Repeat the listing in full, exactly as it stands.

— START OF Supplied data —

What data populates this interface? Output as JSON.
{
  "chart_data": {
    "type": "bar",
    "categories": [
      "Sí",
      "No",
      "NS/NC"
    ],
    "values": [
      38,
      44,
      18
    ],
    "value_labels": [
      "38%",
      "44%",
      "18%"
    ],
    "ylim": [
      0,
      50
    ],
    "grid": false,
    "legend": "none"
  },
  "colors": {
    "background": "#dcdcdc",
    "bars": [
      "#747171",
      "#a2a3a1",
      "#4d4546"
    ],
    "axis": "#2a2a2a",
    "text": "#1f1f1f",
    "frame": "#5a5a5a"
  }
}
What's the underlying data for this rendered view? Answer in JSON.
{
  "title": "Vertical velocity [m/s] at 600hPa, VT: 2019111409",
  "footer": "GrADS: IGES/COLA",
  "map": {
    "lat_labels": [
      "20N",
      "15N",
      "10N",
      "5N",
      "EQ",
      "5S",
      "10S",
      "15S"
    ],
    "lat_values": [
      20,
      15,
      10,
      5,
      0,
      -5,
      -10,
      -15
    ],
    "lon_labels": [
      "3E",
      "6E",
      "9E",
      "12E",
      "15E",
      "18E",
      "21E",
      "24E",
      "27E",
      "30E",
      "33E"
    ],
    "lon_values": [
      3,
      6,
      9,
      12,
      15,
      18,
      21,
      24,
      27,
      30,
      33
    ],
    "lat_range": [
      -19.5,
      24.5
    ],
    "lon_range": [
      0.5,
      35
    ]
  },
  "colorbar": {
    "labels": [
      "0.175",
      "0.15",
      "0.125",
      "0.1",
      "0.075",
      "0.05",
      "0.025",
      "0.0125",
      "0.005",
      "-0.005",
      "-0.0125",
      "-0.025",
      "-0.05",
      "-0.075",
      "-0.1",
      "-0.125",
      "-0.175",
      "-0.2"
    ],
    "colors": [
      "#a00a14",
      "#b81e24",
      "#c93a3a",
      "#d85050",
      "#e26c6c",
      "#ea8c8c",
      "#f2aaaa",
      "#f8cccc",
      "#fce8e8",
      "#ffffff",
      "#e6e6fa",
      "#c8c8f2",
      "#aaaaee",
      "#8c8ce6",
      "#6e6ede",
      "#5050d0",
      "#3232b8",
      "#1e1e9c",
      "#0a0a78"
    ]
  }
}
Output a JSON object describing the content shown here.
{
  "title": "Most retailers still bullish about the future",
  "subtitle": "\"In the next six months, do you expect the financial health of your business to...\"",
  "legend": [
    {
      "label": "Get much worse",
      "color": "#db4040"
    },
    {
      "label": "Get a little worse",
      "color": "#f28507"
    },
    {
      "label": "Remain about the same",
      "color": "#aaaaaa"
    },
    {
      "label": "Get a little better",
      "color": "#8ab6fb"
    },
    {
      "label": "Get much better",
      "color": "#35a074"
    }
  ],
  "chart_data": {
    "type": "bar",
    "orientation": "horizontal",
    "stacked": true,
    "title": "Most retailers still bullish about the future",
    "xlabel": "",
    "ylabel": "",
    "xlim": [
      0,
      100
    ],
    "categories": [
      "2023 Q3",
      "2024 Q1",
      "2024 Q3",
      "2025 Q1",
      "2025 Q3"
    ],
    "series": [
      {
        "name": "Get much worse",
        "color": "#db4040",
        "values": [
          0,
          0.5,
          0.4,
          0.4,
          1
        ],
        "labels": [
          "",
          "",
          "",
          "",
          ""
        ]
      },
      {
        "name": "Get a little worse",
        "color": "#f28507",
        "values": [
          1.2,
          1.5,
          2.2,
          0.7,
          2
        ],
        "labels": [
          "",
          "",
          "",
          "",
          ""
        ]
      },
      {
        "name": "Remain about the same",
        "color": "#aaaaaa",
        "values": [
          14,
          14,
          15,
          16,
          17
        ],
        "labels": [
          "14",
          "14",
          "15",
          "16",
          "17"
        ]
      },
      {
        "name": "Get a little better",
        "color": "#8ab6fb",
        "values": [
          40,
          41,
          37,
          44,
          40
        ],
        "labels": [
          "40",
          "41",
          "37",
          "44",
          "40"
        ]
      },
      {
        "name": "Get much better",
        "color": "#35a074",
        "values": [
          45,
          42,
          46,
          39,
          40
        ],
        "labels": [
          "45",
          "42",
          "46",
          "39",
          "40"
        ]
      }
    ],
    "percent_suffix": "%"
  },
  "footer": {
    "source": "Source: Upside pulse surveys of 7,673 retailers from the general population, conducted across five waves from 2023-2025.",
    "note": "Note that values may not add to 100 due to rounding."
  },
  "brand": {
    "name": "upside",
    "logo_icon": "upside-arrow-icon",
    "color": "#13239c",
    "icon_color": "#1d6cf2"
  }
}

— END OF Supplied data —

▸ **Complete response**:
What data populates this interface? Output as JSON.
{
  "chart_data": {
    "type": "bar",
    "categories": [
      "Sí",
      "No",
      "NS/NC"
    ],
    "values": [
      38,
      44,
      18
    ],
    "value_labels": [
      "38%",
      "44%",
      "18%"
    ],
    "ylim": [
      0,
      50
    ],
    "grid": false,
    "legend": "none"
  },
  "colors": {
    "background": "#dcdcdc",
    "bars": [
      "#747171",
      "#a2a3a1",
      "#4d4546"
    ],
    "axis": "#2a2a2a",
    "text": "#1f1f1f",
    "frame": "#5a5a5a"
  }
}
What's the underlying data for this rendered view? Answer in JSON.
{
  "title": "Vertical velocity [m/s] at 600hPa, VT: 2019111409",
  "footer": "GrADS: IGES/COLA",
  "map": {
    "lat_labels": [
      "20N",
      "15N",
      "10N",
      "5N",
      "EQ",
      "5S",
      "10S",
      "15S"
    ],
    "lat_values": [
      20,
      15,
      10,
      5,
      0,
      -5,
      -10,
      -15
    ],
    "lon_labels": [
      "3E",
      "6E",
      "9E",
      "12E",
      "15E",
      "18E",
      "21E",
      "24E",
      "27E",
      "30E",
      "33E"
    ],
    "lon_values": [
      3,
      6,
      9,
      12,
      15,
      18,
      21,
      24,
      27,
      30,
      33
    ],
    "lat_range": [
      -19.5,
      24.5
    ],
    "lon_range": [
      0.5,
      35
    ]
  },
  "colorbar": {
    "labels": [
      "0.175",
      "0.15",
      "0.125",
      "0.1",
      "0.075",
      "0.05",
      "0.025",
      "0.0125",
      "0.005",
      "-0.005",
      "-0.0125",
      "-0.025",
      "-0.05",
      "-0.075",
      "-0.1",
      "-0.125",
      "-0.175",
      "-0.2"
    ],
    "colors": [
      "#a00a14",
      "#b81e24",
      "#c93a3a",
      "#d85050",
      "#e26c6c",
      "#ea8c8c",
      "#f2aaaa",
      "#f8cccc",
      "#fce8e8",
      "#ffffff",
      "#e6e6fa",
      "#c8c8f2",
      "#aaaaee",
      "#8c8ce6",
      "#6e6ede",
      "#5050d0",
      "#3232b8",
      "#1e1e9c",
      "#0a0a78"
    ]
  }
}
Output a JSON object describing the content shown here.
{
  "title": "Most retailers still bullish about the future",
  "subtitle": "\"In the next six months, do you expect the financial health of your business to...\"",
  "legend": [
    {
      "label": "Get much worse",
      "color": "#db4040"
    },
    {
      "label": "Get a little worse",
      "color": "#f28507"
    },
    {
      "label": "Remain about the same",
      "color": "#aaaaaa"
    },
    {
      "label": "Get a little better",
      "color": "#8ab6fb"
    },
    {
      "label": "Get much better",
      "color": "#35a074"
    }
  ],
  "chart_data": {
    "type": "bar",
    "orientation": "horizontal",
    "stacked": true,
    "title": "Most retailers still bullish about the future",
    "xlabel": "",
    "ylabel": "",
    "xlim": [
      0,
      100
    ],
    "categories": [
      "2023 Q3",
      "2024 Q1",
      "2024 Q3",
      "2025 Q1",
      "2025 Q3"
    ],
    "series": [
      {
        "name": "Get much worse",
        "color": "#db4040",
        "values": [
          0,
          0.5,
          0.4,
          0.4,
          1
        ],
        "labels": [
          "",
          "",
          "",
          "",
          ""
        ]
      },
      {
        "name": "Get a little worse",
        "color": "#f28507",
        "values": [
          1.2,
          1.5,
          2.2,
          0.7,
          2
        ],
        "labels": [
          "",
          "",
          "",
          "",
          ""
        ]
      },
      {
        "name": "Remain about the same",
        "color": "#aaaaaa",
        "values": [
          14,
          14,
          15,
          16,
          17
        ],
        "labels": [
          "14",
          "14",
          "15",
          "16",
          "17"
        ]
      },
      {
        "name": "Get a little better",
        "color": "#8ab6fb",
        "values": [
          40,
          41,
          37,
          44,
          40
        ],
        "labels": [
          "40",
          "41",
          "37",
          "44",
          "40"
        ]
      },
      {
        "name": "Get much better",
        "color": "#35a074",
        "values": [
          45,
          42,
          46,
          39,
          40
        ],
        "labels": [
          "45",
          "42",
          "46",
          "39",
          "40"
        ]
      }
    ],
    "percent_suffix": "%"
  },
  "footer": {
    "source": "Source: Upside pulse surveys of 7,673 retailers from the general population, conducted across five waves from 2023-2025.",
    "note": "Note that values may not add to 100 due to rounding."
  },
  "brand": {
    "name": "upside",
    "logo_icon": "upside-arrow-icon",
    "color": "#13239c",
    "icon_color": "#1d6cf2"
  }
}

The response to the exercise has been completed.